* [DATA LISTING]:
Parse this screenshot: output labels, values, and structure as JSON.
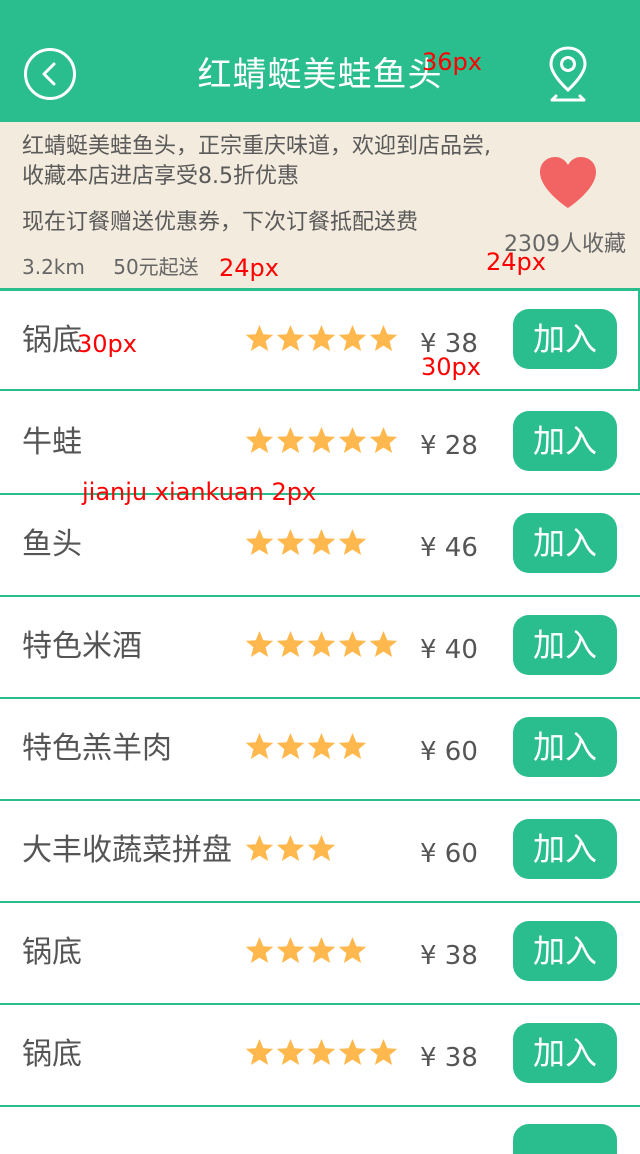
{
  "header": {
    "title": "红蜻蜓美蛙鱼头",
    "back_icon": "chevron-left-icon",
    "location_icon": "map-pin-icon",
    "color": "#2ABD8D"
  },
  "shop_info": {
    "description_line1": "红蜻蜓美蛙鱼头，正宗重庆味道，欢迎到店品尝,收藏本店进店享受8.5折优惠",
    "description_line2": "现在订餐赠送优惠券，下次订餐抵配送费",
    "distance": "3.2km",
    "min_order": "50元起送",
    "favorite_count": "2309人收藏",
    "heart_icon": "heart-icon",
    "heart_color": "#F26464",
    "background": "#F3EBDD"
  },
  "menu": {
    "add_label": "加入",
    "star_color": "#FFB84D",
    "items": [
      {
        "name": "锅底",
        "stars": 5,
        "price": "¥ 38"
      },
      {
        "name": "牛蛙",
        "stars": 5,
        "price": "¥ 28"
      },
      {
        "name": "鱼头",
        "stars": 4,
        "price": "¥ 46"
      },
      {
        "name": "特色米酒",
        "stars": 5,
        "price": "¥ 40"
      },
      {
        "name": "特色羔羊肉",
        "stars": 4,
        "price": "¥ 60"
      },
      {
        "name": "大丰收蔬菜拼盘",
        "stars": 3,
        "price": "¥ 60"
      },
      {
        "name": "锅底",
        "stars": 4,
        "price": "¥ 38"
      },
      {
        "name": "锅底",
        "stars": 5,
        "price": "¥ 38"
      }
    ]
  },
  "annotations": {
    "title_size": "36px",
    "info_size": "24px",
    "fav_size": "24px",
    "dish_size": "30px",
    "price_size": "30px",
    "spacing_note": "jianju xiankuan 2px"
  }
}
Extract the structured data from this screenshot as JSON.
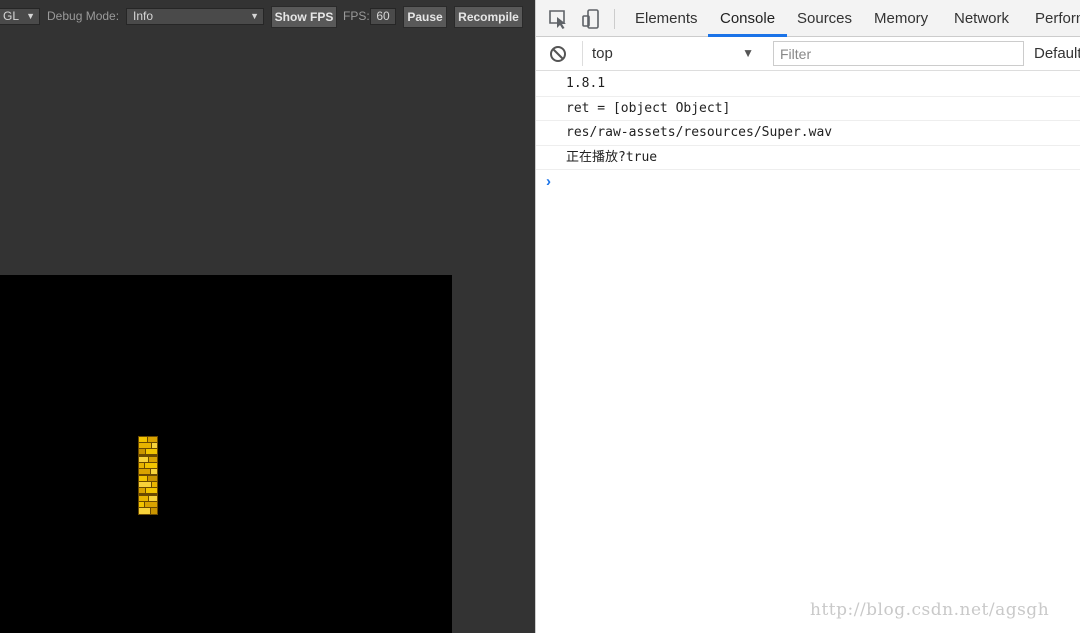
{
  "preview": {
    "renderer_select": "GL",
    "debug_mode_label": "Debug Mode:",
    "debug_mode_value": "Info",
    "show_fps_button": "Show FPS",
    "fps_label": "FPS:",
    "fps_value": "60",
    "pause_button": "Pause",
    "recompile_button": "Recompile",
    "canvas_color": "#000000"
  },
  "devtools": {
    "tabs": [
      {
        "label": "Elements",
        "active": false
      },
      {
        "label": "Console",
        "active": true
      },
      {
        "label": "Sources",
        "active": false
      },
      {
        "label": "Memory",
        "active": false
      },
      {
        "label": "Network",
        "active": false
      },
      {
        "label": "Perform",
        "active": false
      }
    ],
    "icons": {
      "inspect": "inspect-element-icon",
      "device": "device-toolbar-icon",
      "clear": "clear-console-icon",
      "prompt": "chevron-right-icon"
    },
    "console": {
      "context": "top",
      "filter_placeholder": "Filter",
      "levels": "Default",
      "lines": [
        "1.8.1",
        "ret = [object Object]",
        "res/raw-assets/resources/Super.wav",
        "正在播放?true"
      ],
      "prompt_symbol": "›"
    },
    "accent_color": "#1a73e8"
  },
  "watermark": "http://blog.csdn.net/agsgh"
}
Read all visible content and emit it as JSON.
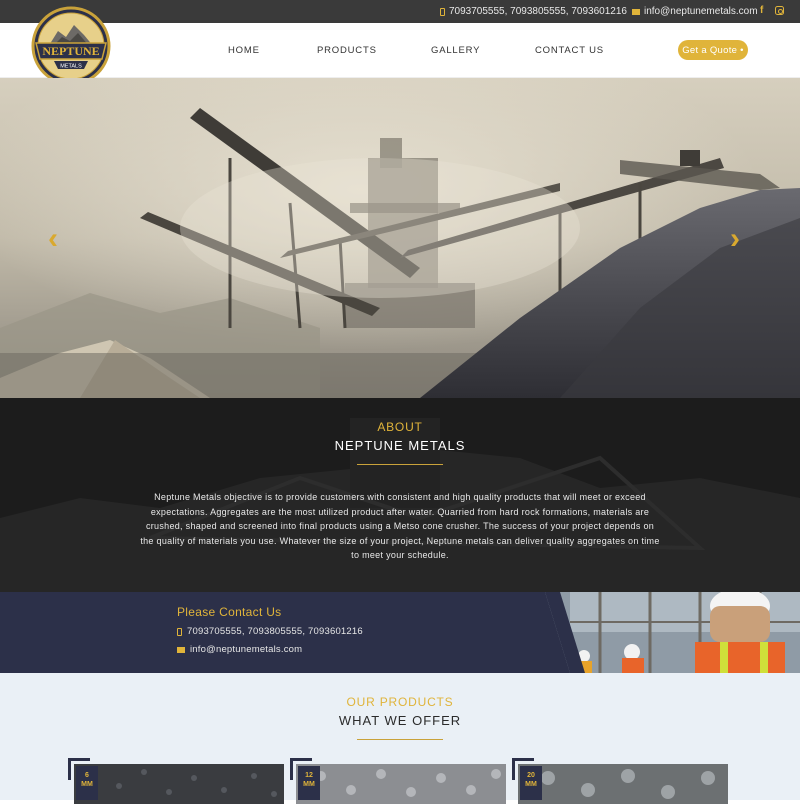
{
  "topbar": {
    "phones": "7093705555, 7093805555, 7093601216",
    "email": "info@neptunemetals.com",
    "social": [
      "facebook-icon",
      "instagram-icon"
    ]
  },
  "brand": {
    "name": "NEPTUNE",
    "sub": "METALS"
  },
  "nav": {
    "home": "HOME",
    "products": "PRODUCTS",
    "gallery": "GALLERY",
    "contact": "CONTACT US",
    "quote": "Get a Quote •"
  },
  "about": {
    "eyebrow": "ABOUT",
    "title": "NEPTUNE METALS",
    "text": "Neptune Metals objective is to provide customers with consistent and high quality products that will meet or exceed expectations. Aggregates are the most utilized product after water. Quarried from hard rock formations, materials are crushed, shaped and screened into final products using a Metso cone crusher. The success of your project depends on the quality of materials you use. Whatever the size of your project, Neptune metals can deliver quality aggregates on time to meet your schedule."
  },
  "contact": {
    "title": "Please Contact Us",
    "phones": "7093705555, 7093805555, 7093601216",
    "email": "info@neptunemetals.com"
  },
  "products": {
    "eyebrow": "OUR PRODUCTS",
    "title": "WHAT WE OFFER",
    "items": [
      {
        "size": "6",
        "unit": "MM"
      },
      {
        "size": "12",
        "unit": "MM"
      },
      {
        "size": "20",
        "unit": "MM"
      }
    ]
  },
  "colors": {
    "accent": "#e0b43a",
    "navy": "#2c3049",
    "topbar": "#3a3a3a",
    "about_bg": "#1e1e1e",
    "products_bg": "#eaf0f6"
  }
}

* [AIM OF THE EXERCISE]:
Which lines hold the string "eyebrow"? Copy all of them from the data above.

* [RESULT FOR THIS TASK]:
    "eyebrow": "ABOUT",
    "eyebrow": "OUR PRODUCTS",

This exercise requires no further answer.